- [SHORT EXERCISE]
Copy whichever lines contain the string "Faculty".

- [Extracted data entries]
# # #

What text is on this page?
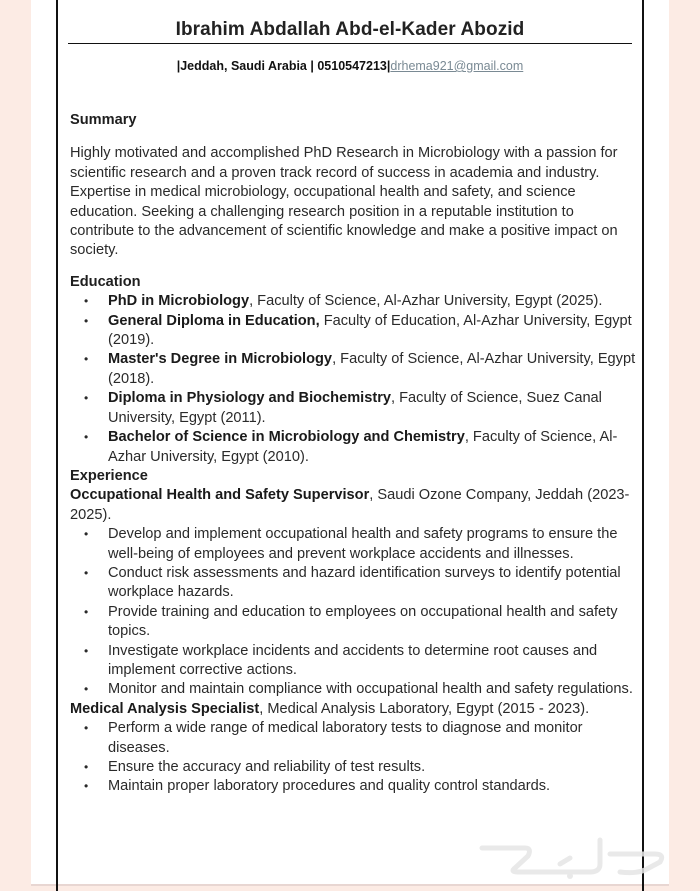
Ibrahim Abdallah Abd-el-Kader Abozid
|Jeddah, Saudi Arabia | 0510547213|drhema921@gmail.com
Summary

Highly motivated and accomplished PhD Research in Microbiology with a passion for scientific research and a proven track record of success in academia and industry. Expertise in medical microbiology, occupational health and safety, and science education. Seeking a challenging research position in a reputable institution to contribute to the advancement of scientific knowledge and make a positive impact on society.

Education
• PhD in Microbiology, Faculty of Science, Al-Azhar University, Egypt (2025).
• General Diploma in Education, Faculty of Education, Al-Azhar University, Egypt (2019).
• Master's Degree in Microbiology, Faculty of Science, Al-Azhar University, Egypt (2018).
• Diploma in Physiology and Biochemistry, Faculty of Science, Suez Canal University, Egypt (2011).
• Bachelor of Science in Microbiology and Chemistry, Faculty of Science, Al-Azhar University, Egypt (2010).
Experience
Occupational Health and Safety Supervisor, Saudi Ozone Company, Jeddah (2023- 2025).
• Develop and implement occupational health and safety programs to ensure the well-being of employees and prevent workplace accidents and illnesses.
• Conduct risk assessments and hazard identification surveys to identify potential workplace hazards.
• Provide training and education to employees on occupational health and safety topics.
• Investigate workplace incidents and accidents to determine root causes and implement corrective actions.
• Monitor and maintain compliance with occupational health and safety regulations.
Medical Analysis Specialist, Medical Analysis Laboratory, Egypt (2015 - 2023).
• Perform a wide range of medical laboratory tests to diagnose and monitor diseases.
• Ensure the accuracy and reliability of test results.
• Maintain proper laboratory procedures and quality control standards.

# # #

- [RESPONSE FOR THIS EXERCISE]
• PhD in Microbiology, Faculty of Science, Al-Azhar University, Egypt (2025).
• General Diploma in Education, Faculty of Education, Al-Azhar University, Egypt (2019).
• Master's Degree in Microbiology, Faculty of Science, Al-Azhar University, Egypt (2018).
• Diploma in Physiology and Biochemistry, Faculty of Science, Suez Canal University, Egypt (2011).
• Bachelor of Science in Microbiology and Chemistry, Faculty of Science, Al-Azhar University, Egypt (2010).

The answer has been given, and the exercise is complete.